** START OF DATA PROVIDED **

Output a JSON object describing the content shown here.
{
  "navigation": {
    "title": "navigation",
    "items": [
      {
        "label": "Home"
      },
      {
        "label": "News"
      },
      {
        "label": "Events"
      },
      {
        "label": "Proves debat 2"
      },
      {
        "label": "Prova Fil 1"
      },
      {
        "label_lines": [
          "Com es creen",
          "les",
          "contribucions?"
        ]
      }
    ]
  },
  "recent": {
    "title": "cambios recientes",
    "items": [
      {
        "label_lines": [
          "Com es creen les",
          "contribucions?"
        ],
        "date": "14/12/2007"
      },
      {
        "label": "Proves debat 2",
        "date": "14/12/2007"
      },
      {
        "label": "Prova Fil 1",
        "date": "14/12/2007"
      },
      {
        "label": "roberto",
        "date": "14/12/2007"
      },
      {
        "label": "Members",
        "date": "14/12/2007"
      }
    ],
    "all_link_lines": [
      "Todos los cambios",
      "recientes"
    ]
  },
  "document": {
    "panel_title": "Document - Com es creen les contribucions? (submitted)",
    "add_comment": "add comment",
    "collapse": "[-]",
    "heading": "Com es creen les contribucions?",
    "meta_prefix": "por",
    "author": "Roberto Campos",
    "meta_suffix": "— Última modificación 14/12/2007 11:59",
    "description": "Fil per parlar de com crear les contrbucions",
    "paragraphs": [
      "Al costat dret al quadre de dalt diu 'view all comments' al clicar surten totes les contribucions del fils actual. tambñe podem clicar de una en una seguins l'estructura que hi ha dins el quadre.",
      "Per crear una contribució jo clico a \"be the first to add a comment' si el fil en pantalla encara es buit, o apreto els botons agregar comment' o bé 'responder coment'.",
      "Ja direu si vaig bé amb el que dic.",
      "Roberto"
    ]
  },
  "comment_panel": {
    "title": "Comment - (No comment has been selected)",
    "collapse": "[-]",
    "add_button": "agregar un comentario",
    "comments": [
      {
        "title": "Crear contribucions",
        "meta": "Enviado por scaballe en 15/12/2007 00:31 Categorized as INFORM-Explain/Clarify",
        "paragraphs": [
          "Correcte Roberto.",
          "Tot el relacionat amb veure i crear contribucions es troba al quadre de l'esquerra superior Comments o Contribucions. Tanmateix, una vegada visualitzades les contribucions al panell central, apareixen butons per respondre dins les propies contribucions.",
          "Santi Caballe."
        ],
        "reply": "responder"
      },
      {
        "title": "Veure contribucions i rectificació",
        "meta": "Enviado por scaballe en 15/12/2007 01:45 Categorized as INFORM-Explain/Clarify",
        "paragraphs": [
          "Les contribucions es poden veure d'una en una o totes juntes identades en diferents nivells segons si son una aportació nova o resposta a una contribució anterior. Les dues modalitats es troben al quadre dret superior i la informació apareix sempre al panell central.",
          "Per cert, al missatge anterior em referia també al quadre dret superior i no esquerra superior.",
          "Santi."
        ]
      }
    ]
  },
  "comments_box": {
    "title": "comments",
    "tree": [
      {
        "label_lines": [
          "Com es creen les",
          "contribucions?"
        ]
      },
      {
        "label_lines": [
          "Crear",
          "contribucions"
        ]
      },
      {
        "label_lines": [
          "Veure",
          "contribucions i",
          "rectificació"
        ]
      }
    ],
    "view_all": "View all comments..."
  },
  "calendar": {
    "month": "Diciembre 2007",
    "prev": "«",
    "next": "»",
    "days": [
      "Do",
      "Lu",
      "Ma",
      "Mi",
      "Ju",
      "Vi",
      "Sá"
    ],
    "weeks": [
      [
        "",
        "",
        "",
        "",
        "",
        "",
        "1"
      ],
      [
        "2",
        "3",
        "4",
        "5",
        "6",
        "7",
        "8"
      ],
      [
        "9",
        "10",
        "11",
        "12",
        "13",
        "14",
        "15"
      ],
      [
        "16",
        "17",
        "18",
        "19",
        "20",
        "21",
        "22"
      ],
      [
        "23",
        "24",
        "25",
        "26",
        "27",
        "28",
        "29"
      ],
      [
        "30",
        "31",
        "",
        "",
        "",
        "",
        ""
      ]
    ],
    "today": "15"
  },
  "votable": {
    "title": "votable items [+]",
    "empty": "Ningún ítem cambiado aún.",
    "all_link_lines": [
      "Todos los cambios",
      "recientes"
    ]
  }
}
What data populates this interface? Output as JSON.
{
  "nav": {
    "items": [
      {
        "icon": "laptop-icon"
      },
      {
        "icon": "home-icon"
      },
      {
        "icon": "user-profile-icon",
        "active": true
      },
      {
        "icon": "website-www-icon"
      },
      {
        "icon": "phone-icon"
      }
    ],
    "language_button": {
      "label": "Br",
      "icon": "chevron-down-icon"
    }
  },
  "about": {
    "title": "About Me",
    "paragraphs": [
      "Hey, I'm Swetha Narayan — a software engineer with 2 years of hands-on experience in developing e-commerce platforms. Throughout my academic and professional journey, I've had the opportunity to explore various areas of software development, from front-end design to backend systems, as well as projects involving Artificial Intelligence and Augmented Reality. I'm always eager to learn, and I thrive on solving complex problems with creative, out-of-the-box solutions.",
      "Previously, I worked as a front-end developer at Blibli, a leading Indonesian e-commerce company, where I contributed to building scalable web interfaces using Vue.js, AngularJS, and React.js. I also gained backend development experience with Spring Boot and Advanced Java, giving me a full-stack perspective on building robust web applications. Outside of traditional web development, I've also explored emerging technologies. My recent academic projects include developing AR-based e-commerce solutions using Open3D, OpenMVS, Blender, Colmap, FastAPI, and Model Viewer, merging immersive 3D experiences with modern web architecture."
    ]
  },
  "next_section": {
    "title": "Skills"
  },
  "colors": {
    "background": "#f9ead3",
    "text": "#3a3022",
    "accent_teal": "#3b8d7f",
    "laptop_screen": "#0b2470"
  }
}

** END OF DATA PROVIDED **

[WHAT YOU WILL DO]: Write the data back out verbatim.

[ANSWER TO THIS TASK]:
Output a JSON object describing the content shown here.
{
  "navigation": {
    "title": "navigation",
    "items": [
      {
        "label": "Home"
      },
      {
        "label": "News"
      },
      {
        "label": "Events"
      },
      {
        "label": "Proves debat 2"
      },
      {
        "label": "Prova Fil 1"
      },
      {
        "label_lines": [
          "Com es creen",
          "les",
          "contribucions?"
        ]
      }
    ]
  },
  "recent": {
    "title": "cambios recientes",
    "items": [
      {
        "label_lines": [
          "Com es creen les",
          "contribucions?"
        ],
        "date": "14/12/2007"
      },
      {
        "label": "Proves debat 2",
        "date": "14/12/2007"
      },
      {
        "label": "Prova Fil 1",
        "date": "14/12/2007"
      },
      {
        "label": "roberto",
        "date": "14/12/2007"
      },
      {
        "label": "Members",
        "date": "14/12/2007"
      }
    ],
    "all_link_lines": [
      "Todos los cambios",
      "recientes"
    ]
  },
  "document": {
    "panel_title": "Document - Com es creen les contribucions? (submitted)",
    "add_comment": "add comment",
    "collapse": "[-]",
    "heading": "Com es creen les contribucions?",
    "meta_prefix": "por",
    "author": "Roberto Campos",
    "meta_suffix": "— Última modificación 14/12/2007 11:59",
    "description": "Fil per parlar de com crear les contrbucions",
    "paragraphs": [
      "Al costat dret al quadre de dalt diu 'view all comments' al clicar surten totes les contribucions del fils actual. tambñe podem clicar de una en una seguins l'estructura que hi ha dins el quadre.",
      "Per crear una contribució jo clico a \"be the first to add a comment' si el fil en pantalla encara es buit, o apreto els botons agregar comment' o bé 'responder coment'.",
      "Ja direu si vaig bé amb el que dic.",
      "Roberto"
    ]
  },
  "comment_panel": {
    "title": "Comment - (No comment has been selected)",
    "collapse": "[-]",
    "add_button": "agregar un comentario",
    "comments": [
      {
        "title": "Crear contribucions",
        "meta": "Enviado por scaballe en 15/12/2007 00:31 Categorized as INFORM-Explain/Clarify",
        "paragraphs": [
          "Correcte Roberto.",
          "Tot el relacionat amb veure i crear contribucions es troba al quadre de l'esquerra superior Comments o Contribucions. Tanmateix, una vegada visualitzades les contribucions al panell central, apareixen butons per respondre dins les propies contribucions.",
          "Santi Caballe."
        ],
        "reply": "responder"
      },
      {
        "title": "Veure contribucions i rectificació",
        "meta": "Enviado por scaballe en 15/12/2007 01:45 Categorized as INFORM-Explain/Clarify",
        "paragraphs": [
          "Les contribucions es poden veure d'una en una o totes juntes identades en diferents nivells segons si son una aportació nova o resposta a una contribució anterior. Les dues modalitats es troben al quadre dret superior i la informació apareix sempre al panell central.",
          "Per cert, al missatge anterior em referia també al quadre dret superior i no esquerra superior.",
          "Santi."
        ]
      }
    ]
  },
  "comments_box": {
    "title": "comments",
    "tree": [
      {
        "label_lines": [
          "Com es creen les",
          "contribucions?"
        ]
      },
      {
        "label_lines": [
          "Crear",
          "contribucions"
        ]
      },
      {
        "label_lines": [
          "Veure",
          "contribucions i",
          "rectificació"
        ]
      }
    ],
    "view_all": "View all comments..."
  },
  "calendar": {
    "month": "Diciembre 2007",
    "prev": "«",
    "next": "»",
    "days": [
      "Do",
      "Lu",
      "Ma",
      "Mi",
      "Ju",
      "Vi",
      "Sá"
    ],
    "weeks": [
      [
        "",
        "",
        "",
        "",
        "",
        "",
        "1"
      ],
      [
        "2",
        "3",
        "4",
        "5",
        "6",
        "7",
        "8"
      ],
      [
        "9",
        "10",
        "11",
        "12",
        "13",
        "14",
        "15"
      ],
      [
        "16",
        "17",
        "18",
        "19",
        "20",
        "21",
        "22"
      ],
      [
        "23",
        "24",
        "25",
        "26",
        "27",
        "28",
        "29"
      ],
      [
        "30",
        "31",
        "",
        "",
        "",
        "",
        ""
      ]
    ],
    "today": "15"
  },
  "votable": {
    "title": "votable items [+]",
    "empty": "Ningún ítem cambiado aún.",
    "all_link_lines": [
      "Todos los cambios",
      "recientes"
    ]
  }
}
What data populates this interface? Output as JSON.
{
  "nav": {
    "items": [
      {
        "icon": "laptop-icon"
      },
      {
        "icon": "home-icon"
      },
      {
        "icon": "user-profile-icon",
        "active": true
      },
      {
        "icon": "website-www-icon"
      },
      {
        "icon": "phone-icon"
      }
    ],
    "language_button": {
      "label": "Br",
      "icon": "chevron-down-icon"
    }
  },
  "about": {
    "title": "About Me",
    "paragraphs": [
      "Hey, I'm Swetha Narayan — a software engineer with 2 years of hands-on experience in developing e-commerce platforms. Throughout my academic and professional journey, I've had the opportunity to explore various areas of software development, from front-end design to backend systems, as well as projects involving Artificial Intelligence and Augmented Reality. I'm always eager to learn, and I thrive on solving complex problems with creative, out-of-the-box solutions.",
      "Previously, I worked as a front-end developer at Blibli, a leading Indonesian e-commerce company, where I contributed to building scalable web interfaces using Vue.js, AngularJS, and React.js. I also gained backend development experience with Spring Boot and Advanced Java, giving me a full-stack perspective on building robust web applications. Outside of traditional web development, I've also explored emerging technologies. My recent academic projects include developing AR-based e-commerce solutions using Open3D, OpenMVS, Blender, Colmap, FastAPI, and Model Viewer, merging immersive 3D experiences with modern web architecture."
    ]
  },
  "next_section": {
    "title": "Skills"
  },
  "colors": {
    "background": "#f9ead3",
    "text": "#3a3022",
    "accent_teal": "#3b8d7f",
    "laptop_screen": "#0b2470"
  }
}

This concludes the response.